(Dataset items)
────────
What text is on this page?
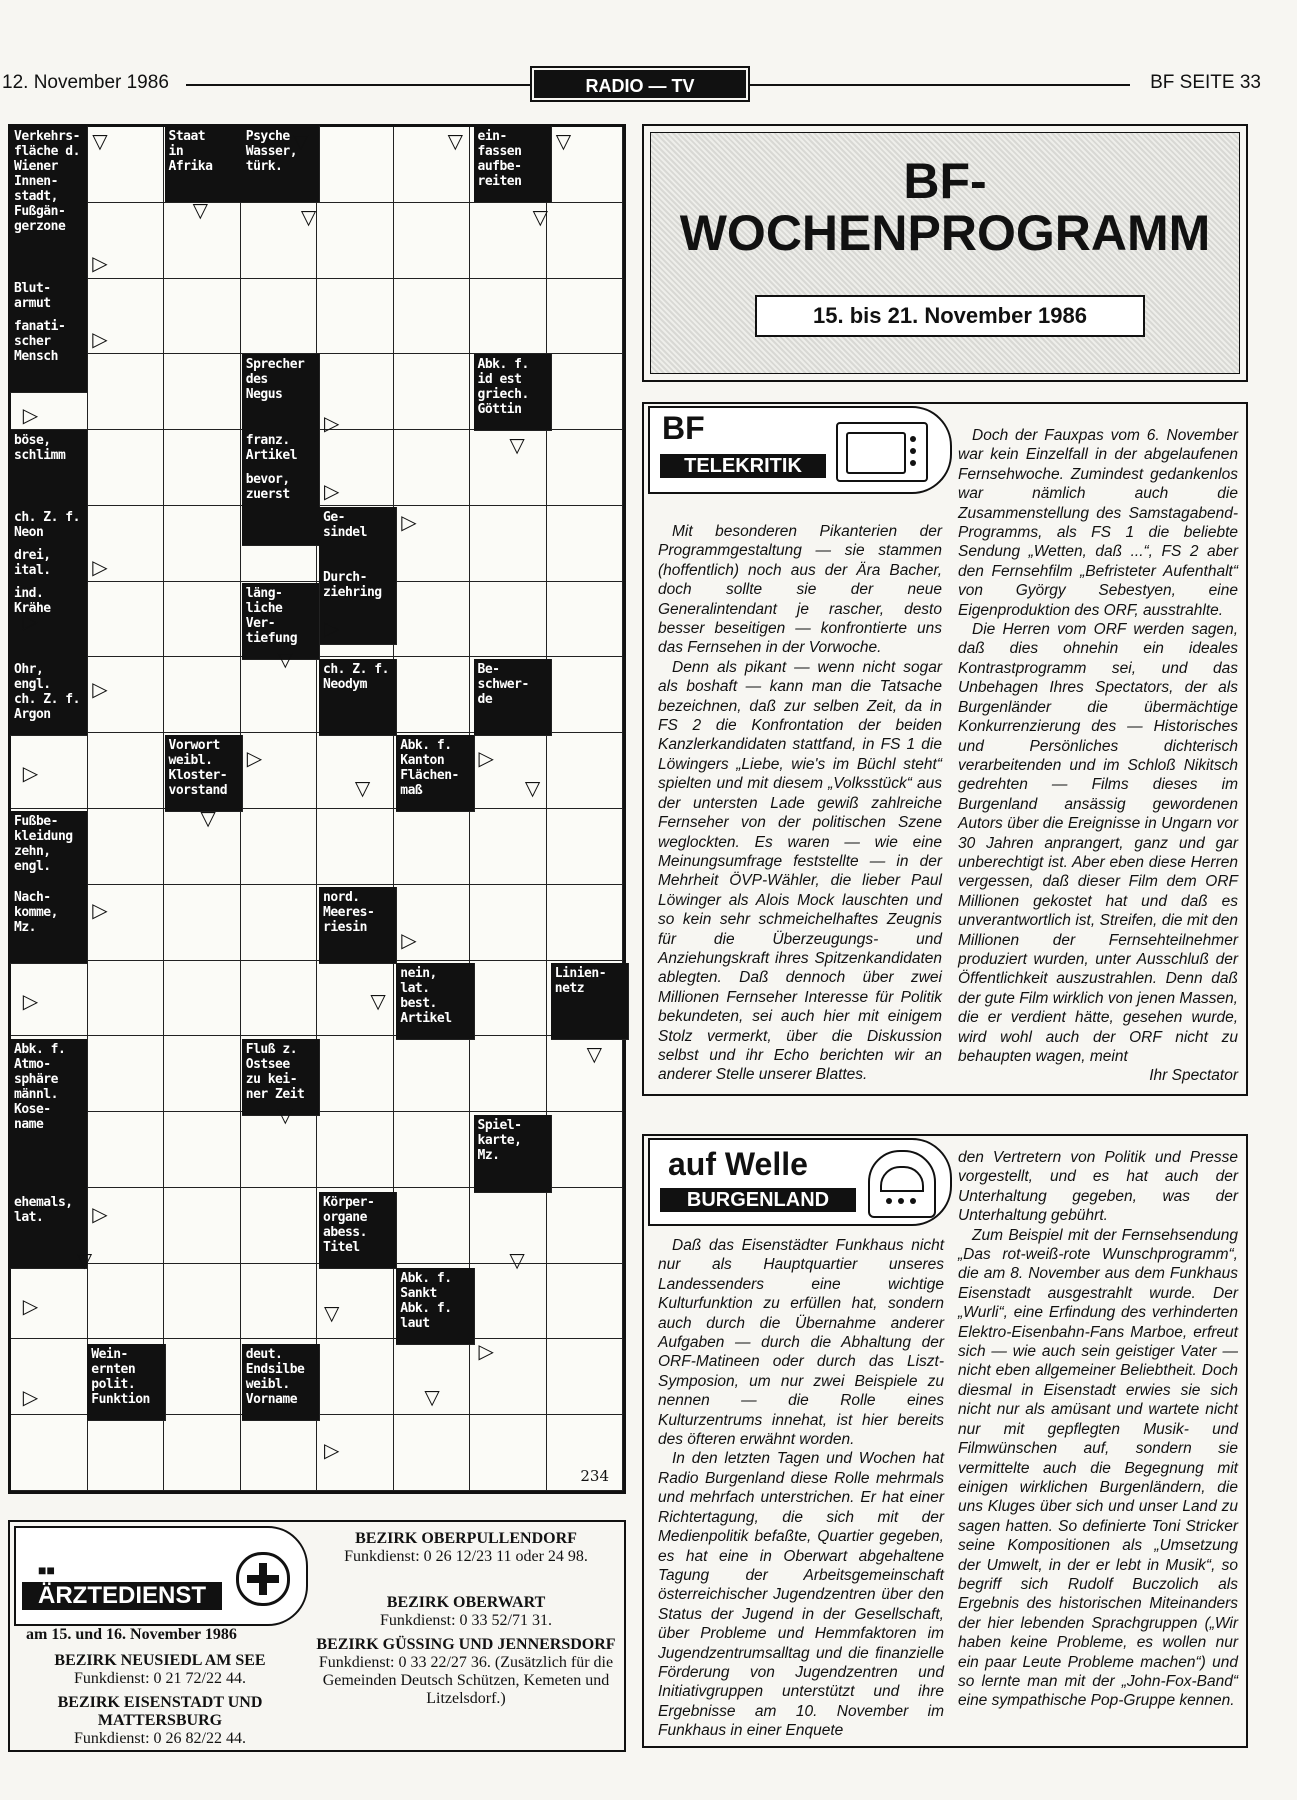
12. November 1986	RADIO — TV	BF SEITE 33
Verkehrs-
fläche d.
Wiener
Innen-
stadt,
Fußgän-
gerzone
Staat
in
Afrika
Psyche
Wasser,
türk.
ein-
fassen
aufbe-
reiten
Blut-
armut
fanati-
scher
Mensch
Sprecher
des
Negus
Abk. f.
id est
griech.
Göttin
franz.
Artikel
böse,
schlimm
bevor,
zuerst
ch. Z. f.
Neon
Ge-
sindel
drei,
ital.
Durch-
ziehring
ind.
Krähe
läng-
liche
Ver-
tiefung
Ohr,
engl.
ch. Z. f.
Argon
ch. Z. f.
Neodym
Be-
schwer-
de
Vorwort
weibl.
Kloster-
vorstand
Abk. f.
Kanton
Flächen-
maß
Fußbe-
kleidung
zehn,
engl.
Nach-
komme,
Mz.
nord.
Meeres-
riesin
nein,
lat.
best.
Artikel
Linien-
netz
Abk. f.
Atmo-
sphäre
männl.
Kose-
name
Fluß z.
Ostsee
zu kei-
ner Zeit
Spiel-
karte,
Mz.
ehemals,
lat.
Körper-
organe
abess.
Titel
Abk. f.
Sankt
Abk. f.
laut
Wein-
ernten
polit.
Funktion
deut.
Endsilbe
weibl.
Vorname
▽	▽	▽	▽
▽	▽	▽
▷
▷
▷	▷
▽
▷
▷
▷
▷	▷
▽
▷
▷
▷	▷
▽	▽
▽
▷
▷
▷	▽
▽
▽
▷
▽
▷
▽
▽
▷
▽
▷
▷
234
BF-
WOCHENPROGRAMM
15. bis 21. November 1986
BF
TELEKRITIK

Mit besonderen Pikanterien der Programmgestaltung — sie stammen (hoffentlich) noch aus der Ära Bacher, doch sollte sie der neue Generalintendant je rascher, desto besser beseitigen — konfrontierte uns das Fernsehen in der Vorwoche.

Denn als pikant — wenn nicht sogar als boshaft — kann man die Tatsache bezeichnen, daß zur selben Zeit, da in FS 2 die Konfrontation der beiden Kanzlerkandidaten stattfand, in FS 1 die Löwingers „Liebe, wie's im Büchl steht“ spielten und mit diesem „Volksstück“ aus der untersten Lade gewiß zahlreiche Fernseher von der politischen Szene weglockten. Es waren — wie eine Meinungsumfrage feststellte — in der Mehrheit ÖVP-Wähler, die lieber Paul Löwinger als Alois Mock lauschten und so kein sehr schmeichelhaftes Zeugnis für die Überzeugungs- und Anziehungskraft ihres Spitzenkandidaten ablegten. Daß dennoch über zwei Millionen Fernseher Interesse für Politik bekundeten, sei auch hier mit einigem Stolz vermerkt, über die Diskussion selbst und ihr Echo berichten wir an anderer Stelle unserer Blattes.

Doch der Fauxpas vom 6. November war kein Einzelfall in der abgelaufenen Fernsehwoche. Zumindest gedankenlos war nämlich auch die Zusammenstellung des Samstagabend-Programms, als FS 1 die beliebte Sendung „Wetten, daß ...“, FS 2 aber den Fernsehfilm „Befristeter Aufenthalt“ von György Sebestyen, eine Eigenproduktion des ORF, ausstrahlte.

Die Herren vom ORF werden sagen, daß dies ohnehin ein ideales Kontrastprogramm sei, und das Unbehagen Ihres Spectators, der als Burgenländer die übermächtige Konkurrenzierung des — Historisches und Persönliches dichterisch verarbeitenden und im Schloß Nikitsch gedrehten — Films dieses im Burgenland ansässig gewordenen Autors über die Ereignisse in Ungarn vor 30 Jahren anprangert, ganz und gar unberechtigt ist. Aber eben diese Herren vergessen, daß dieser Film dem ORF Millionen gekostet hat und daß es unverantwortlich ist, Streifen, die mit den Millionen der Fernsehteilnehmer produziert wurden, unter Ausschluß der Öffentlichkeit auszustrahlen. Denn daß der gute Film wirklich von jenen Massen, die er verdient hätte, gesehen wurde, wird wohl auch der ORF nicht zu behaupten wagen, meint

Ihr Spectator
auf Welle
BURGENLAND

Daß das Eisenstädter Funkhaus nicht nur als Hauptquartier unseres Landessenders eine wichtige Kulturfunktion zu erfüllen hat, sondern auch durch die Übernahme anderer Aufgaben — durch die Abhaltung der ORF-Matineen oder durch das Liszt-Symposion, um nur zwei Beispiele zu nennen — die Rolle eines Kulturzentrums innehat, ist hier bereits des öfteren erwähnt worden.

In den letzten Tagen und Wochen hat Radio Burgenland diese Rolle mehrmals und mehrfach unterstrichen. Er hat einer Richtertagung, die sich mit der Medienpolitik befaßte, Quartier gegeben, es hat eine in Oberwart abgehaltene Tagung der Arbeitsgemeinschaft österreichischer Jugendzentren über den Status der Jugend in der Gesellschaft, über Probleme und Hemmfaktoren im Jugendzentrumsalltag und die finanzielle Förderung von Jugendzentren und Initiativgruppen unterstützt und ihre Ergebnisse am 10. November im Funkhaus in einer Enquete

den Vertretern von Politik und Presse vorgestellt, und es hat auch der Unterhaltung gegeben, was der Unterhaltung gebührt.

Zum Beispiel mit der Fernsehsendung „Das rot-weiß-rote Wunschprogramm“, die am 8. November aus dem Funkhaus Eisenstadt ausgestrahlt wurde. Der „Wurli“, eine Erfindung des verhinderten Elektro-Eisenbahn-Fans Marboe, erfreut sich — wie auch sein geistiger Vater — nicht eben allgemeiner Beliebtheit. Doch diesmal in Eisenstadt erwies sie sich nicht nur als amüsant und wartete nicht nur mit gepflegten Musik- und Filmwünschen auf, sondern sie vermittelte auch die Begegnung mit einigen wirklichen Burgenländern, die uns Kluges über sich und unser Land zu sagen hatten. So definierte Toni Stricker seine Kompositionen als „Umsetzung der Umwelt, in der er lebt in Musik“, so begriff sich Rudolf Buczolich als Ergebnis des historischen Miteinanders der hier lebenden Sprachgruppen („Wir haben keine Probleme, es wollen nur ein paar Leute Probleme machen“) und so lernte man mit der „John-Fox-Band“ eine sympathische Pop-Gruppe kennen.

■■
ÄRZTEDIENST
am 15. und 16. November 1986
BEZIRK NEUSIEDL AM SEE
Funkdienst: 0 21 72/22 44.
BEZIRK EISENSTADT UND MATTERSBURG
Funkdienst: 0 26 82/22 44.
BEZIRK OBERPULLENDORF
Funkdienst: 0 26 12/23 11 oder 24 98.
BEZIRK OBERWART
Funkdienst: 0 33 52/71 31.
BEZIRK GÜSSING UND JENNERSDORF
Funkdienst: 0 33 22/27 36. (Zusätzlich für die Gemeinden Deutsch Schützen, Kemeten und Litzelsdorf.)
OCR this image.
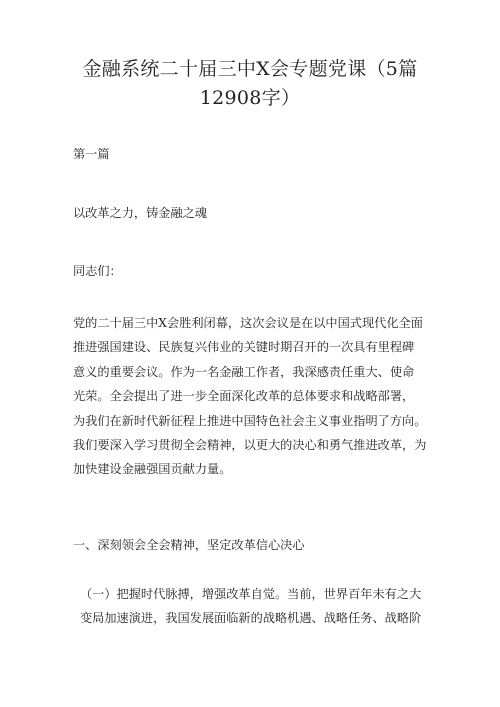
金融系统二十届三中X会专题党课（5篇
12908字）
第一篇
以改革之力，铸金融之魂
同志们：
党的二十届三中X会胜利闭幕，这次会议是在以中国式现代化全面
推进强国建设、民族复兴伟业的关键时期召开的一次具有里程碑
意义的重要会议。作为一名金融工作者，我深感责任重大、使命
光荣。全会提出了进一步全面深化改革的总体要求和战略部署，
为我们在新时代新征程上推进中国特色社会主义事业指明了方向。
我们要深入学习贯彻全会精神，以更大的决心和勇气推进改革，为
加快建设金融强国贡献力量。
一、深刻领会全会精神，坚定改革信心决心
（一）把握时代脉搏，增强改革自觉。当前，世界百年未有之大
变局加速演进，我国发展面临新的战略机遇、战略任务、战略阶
────────
◆ **Aim of the exercise**
In the entries above, count every line containing the word "gegeben". Write only the total.

◆ **The reply**
2